Tasks for this exercise »
(1) In the comments on school reading programs, which quiz did one commenter score nearly perfectly on by answering only c?
(2) From the comments on school reading programs, return the passage that begins at the words "I wonder if" and ends after the words "really wonder that.".
(3) Take the comments on school reading programs further, picking up where they stop.

I wonder if funding public libraries properly would be a better strategy than some convoluted and restrictive system provided by a for profit company. I don’t really wonder that.
Oh same! Mine weren't as rigid as the ones mentioned in this video but I remember the pizza hut thing in... either third or fourth grade? I was one of those kids that had a higher reading level too; I was always reading books meant for fifth grade or higher and felt bad even *considering* reading anything "Below" my level. Because of that I ended up having to read from the public library instead of the school library which ultimately pushed me further and further into a subconscious mindset of "I can't read anything below my reading level" even in the YA section, so I just... stopped reading after awhile. Really sad, now that I think about it.
Ah yes, I loved getting punished for reading wrong or not being able to perfectly memorize trivial facts, then getting a near perfect score on the quiz for war and peace because I just decided to answer only c on that quiz.

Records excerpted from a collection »
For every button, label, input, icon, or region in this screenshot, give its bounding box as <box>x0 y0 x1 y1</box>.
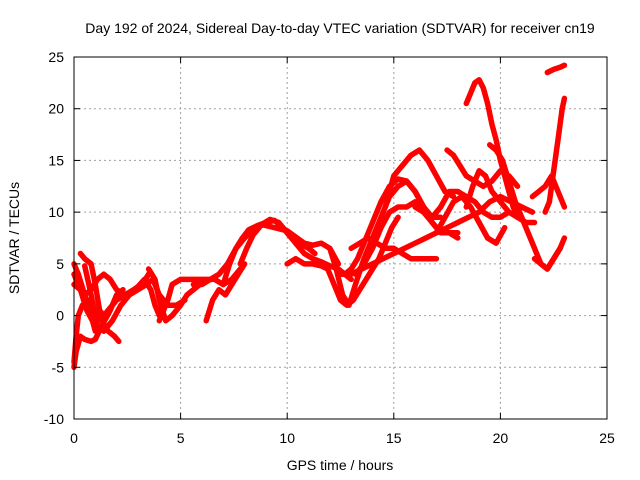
y-axis-label: SDTVAR / TECUs <box>6 182 22 294</box>
x-tick-label: 15 <box>386 430 402 446</box>
x-tick-label: 20 <box>493 430 509 446</box>
data-series-track-7 <box>81 263 101 329</box>
data-series-layer <box>71 62 568 371</box>
data-series-track-27 <box>531 235 568 272</box>
y-tick-label: 10 <box>48 204 64 220</box>
data-series-track-18 <box>348 235 440 262</box>
data-series-track-10 <box>203 261 248 324</box>
data-series-track-19 <box>382 147 457 210</box>
data-series-track-11 <box>190 221 342 288</box>
y-tick-label: 0 <box>56 308 64 324</box>
x-tick-label: 0 <box>70 430 78 446</box>
x-tick-label: 5 <box>177 430 185 446</box>
x-axis-label: GPS time / hours <box>287 457 394 473</box>
y-tick-label: -10 <box>44 411 64 427</box>
x-tick-label: 10 <box>279 430 295 446</box>
y-tick-label: 25 <box>48 49 64 65</box>
data-series-track-30 <box>544 62 568 76</box>
chart-title: Day 192 of 2024, Sidereal Day-to-day VTE… <box>85 20 595 36</box>
axis-ticks: 0 5 10 15 20 25 -10 -5 0 5 10 15 20 25 <box>44 49 615 446</box>
data-series-track-29 <box>542 95 568 215</box>
grid-lines <box>74 57 607 419</box>
data-series-track-25 <box>463 77 521 221</box>
data-series-track-22 <box>433 193 508 246</box>
plot-frame <box>73 56 608 420</box>
y-tick-label: 20 <box>48 101 64 117</box>
data-series-track-5 <box>77 250 167 319</box>
data-series-track-2 <box>71 323 105 371</box>
x-tick-label: 25 <box>599 430 615 446</box>
y-tick-label: 5 <box>56 256 64 272</box>
y-tick-label: 15 <box>48 152 64 168</box>
data-series-track-28 <box>529 173 568 210</box>
data-series-track-8 <box>145 266 203 324</box>
y-tick-label: -5 <box>52 359 65 375</box>
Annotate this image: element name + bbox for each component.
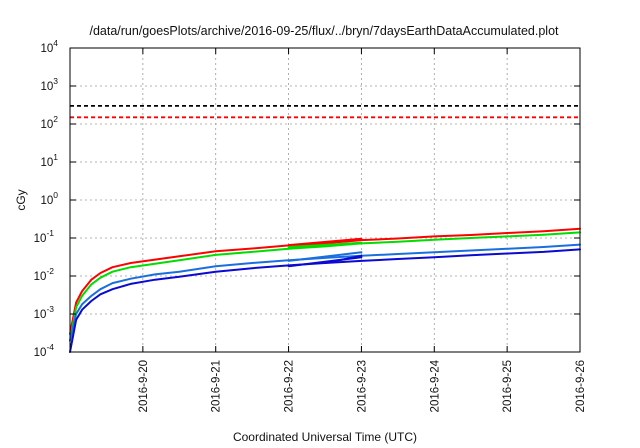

The responses »
(1) The quiz for war and peace.

(2)
I wonder if funding public libraries properly would be a better strategy than some convoluted and restrictive system provided by a for profit company. I don’t really wonder that.

(3)
Dude...the guilt about not reading non-fiction is so real and made reading pretty agonizing for me through college. Thankfully, I didn’t have AR and my incentive to read through high school was always the stories themselves. I’m super thankful to my parents for taking me to the library and the Pizza Hut book clubs. I think when I got to college it was just too much for me to read for leisure because I was already reading as a chore like you mentioned. Feeling like I should read was clouded by a need to read for self-improvement rather than for enjoyment. Last week I had this very mysterious urge to re-read the Percy Jackson series - like I felt like I was going to implode if I didn’t. I renewed my library card and I haven’t read this consistently in YEARS. I hope everyone decides to read their favorite book from childhood because it’s so healing.
This video hits home for me. My oldest is almost 4 and loves to have family reading time. Everyone says “that’s a great thing, I hope she stays that way.” Right now that behavior is encouraged both at home and school with lively stories, voices and accents for characters etc. It is sad to think that the wrong system or teachers in school can turn something so special into a box to check off.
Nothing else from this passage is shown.